* **OBJECTIVE**
Repeat all entries exactly.

<<<<

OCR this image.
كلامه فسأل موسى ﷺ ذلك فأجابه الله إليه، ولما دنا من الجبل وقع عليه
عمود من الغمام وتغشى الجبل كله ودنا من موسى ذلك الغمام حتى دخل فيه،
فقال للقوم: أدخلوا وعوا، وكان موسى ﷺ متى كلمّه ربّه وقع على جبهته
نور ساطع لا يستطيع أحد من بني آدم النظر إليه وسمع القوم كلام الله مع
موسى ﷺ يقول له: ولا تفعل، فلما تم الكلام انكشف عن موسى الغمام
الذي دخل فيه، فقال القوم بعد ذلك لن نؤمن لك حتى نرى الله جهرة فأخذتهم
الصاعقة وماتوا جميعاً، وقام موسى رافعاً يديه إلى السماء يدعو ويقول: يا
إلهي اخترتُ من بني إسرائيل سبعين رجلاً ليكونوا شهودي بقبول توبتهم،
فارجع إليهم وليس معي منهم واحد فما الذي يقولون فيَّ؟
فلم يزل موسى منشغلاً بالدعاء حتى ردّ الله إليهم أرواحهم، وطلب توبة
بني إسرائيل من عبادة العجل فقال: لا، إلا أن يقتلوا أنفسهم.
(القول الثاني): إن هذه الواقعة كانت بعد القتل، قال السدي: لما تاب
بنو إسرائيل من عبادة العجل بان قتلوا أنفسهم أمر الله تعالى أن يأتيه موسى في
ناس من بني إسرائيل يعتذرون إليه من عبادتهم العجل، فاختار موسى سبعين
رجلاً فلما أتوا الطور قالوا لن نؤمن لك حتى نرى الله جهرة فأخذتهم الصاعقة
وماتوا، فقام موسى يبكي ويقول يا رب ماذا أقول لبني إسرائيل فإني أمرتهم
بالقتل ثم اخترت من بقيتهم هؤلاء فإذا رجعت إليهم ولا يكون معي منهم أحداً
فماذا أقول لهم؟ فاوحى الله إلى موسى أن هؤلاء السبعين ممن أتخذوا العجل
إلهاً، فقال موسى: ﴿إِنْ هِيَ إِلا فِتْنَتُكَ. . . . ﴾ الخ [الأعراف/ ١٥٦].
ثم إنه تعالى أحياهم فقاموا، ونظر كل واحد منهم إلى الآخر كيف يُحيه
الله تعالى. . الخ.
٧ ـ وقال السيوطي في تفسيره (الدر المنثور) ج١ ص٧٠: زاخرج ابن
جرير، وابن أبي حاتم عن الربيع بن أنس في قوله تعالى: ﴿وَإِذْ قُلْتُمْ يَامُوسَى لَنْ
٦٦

>>>>

* **RESPONSE**
OCR this image.
كلامه فسأل موسى ﷺ ذلك فأجابه الله إليه، ولما دنا من الجبل وقع عليه
عمود من الغمام وتغشى الجبل كله ودنا من موسى ذلك الغمام حتى دخل فيه،
فقال للقوم: أدخلوا وعوا، وكان موسى ﷺ متى كلمّه ربّه وقع على جبهته
نور ساطع لا يستطيع أحد من بني آدم النظر إليه وسمع القوم كلام الله مع
موسى ﷺ يقول له: ولا تفعل، فلما تم الكلام انكشف عن موسى الغمام
الذي دخل فيه، فقال القوم بعد ذلك لن نؤمن لك حتى نرى الله جهرة فأخذتهم
الصاعقة وماتوا جميعاً، وقام موسى رافعاً يديه إلى السماء يدعو ويقول: يا
إلهي اخترتُ من بني إسرائيل سبعين رجلاً ليكونوا شهودي بقبول توبتهم،
فارجع إليهم وليس معي منهم واحد فما الذي يقولون فيَّ؟
فلم يزل موسى منشغلاً بالدعاء حتى ردّ الله إليهم أرواحهم، وطلب توبة
بني إسرائيل من عبادة العجل فقال: لا، إلا أن يقتلوا أنفسهم.
(القول الثاني): إن هذه الواقعة كانت بعد القتل، قال السدي: لما تاب
بنو إسرائيل من عبادة العجل بان قتلوا أنفسهم أمر الله تعالى أن يأتيه موسى في
ناس من بني إسرائيل يعتذرون إليه من عبادتهم العجل، فاختار موسى سبعين
رجلاً فلما أتوا الطور قالوا لن نؤمن لك حتى نرى الله جهرة فأخذتهم الصاعقة
وماتوا، فقام موسى يبكي ويقول يا رب ماذا أقول لبني إسرائيل فإني أمرتهم
بالقتل ثم اخترت من بقيتهم هؤلاء فإذا رجعت إليهم ولا يكون معي منهم أحداً
فماذا أقول لهم؟ فاوحى الله إلى موسى أن هؤلاء السبعين ممن أتخذوا العجل
إلهاً، فقال موسى: ﴿إِنْ هِيَ إِلا فِتْنَتُكَ. . . . ﴾ الخ [الأعراف/ ١٥٦].
ثم إنه تعالى أحياهم فقاموا، ونظر كل واحد منهم إلى الآخر كيف يُحيه
الله تعالى. . الخ.
٧ ـ وقال السيوطي في تفسيره (الدر المنثور) ج١ ص٧٠: زاخرج ابن
جرير، وابن أبي حاتم عن الربيع بن أنس في قوله تعالى: ﴿وَإِذْ قُلْتُمْ يَامُوسَى لَنْ
٦٦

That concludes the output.